Problem requirements: Extract every line of the records that contains the string "MILES", matching case exactly.
------------------------------------
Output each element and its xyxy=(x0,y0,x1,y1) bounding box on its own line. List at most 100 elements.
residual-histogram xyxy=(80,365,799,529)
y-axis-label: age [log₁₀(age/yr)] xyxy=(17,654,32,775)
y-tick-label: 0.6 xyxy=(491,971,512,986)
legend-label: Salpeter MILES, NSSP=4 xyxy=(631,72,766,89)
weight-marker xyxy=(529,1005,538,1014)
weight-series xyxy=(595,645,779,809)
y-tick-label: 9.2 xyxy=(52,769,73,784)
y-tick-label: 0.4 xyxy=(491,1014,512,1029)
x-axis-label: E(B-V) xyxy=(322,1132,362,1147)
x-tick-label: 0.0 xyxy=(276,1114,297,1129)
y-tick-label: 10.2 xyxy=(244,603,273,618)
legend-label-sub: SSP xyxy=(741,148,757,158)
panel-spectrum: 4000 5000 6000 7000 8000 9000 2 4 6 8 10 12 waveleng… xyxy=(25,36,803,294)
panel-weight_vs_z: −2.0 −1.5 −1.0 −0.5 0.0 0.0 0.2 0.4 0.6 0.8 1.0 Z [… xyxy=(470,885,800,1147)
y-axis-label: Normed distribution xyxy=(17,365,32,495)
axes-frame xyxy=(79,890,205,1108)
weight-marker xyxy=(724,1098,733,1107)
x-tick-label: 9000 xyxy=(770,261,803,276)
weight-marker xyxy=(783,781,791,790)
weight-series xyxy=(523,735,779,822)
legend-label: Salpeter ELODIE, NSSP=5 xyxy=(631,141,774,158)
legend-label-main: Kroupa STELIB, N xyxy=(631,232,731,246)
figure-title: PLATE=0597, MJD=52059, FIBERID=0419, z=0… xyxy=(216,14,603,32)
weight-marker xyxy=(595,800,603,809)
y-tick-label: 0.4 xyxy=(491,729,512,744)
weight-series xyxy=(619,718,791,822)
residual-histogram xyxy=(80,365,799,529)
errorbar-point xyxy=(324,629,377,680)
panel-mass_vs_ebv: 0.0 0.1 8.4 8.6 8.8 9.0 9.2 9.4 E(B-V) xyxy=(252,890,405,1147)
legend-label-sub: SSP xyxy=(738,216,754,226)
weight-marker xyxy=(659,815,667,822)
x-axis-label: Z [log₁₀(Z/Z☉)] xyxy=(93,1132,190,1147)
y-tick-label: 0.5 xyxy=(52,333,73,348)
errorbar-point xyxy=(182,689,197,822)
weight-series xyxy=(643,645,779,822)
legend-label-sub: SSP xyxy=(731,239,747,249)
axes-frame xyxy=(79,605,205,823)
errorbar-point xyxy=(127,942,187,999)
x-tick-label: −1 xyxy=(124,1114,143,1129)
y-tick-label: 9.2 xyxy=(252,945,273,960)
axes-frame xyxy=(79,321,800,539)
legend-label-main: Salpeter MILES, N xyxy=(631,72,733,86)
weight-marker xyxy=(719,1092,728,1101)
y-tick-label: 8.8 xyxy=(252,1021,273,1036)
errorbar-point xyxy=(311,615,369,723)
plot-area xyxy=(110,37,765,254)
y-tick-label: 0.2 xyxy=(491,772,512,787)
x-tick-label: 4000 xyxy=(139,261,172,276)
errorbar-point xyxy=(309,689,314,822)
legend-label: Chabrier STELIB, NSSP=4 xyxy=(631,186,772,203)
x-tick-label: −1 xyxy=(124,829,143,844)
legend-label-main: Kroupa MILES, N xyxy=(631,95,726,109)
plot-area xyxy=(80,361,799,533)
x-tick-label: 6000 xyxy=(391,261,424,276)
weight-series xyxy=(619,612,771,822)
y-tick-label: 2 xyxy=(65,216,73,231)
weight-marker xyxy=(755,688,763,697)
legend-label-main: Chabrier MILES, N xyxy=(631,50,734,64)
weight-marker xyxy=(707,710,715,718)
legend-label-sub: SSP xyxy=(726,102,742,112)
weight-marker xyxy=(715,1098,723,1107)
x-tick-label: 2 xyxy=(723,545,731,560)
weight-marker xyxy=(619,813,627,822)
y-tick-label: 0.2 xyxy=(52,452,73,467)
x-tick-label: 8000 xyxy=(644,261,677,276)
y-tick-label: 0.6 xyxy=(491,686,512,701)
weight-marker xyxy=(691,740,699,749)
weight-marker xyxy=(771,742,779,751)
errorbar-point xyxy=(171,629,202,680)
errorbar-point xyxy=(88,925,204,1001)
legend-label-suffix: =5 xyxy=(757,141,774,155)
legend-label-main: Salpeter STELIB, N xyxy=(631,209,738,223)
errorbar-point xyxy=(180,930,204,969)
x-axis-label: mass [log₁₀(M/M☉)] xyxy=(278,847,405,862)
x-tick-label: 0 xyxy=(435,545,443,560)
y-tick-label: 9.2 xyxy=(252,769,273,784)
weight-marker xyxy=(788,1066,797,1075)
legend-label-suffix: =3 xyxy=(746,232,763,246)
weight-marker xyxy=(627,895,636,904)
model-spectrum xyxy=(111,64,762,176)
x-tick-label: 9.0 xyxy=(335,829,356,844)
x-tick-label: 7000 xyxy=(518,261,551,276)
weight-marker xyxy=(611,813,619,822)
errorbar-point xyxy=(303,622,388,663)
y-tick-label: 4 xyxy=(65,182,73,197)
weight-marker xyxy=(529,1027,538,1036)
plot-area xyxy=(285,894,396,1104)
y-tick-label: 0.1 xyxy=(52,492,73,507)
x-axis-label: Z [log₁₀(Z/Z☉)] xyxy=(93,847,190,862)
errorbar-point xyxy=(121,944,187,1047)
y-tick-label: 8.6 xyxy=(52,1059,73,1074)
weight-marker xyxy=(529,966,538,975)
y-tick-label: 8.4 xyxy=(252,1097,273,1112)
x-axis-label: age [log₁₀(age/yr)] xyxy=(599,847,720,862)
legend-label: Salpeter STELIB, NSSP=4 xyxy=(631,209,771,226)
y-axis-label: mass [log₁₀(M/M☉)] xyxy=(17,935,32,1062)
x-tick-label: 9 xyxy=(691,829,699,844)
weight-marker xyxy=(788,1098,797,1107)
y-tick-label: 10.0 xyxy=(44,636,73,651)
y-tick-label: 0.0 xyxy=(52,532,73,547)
------------------------------------
Solution:
legend-label: Salpeter MILES, NSSP=4 xyxy=(631,72,766,89)
legend-label-main: Salpeter MILES, N xyxy=(631,72,733,86)
legend-label-main: Kroupa MILES, N xyxy=(631,95,726,109)
legend-label-main: Chabrier MILES, N xyxy=(631,50,734,64)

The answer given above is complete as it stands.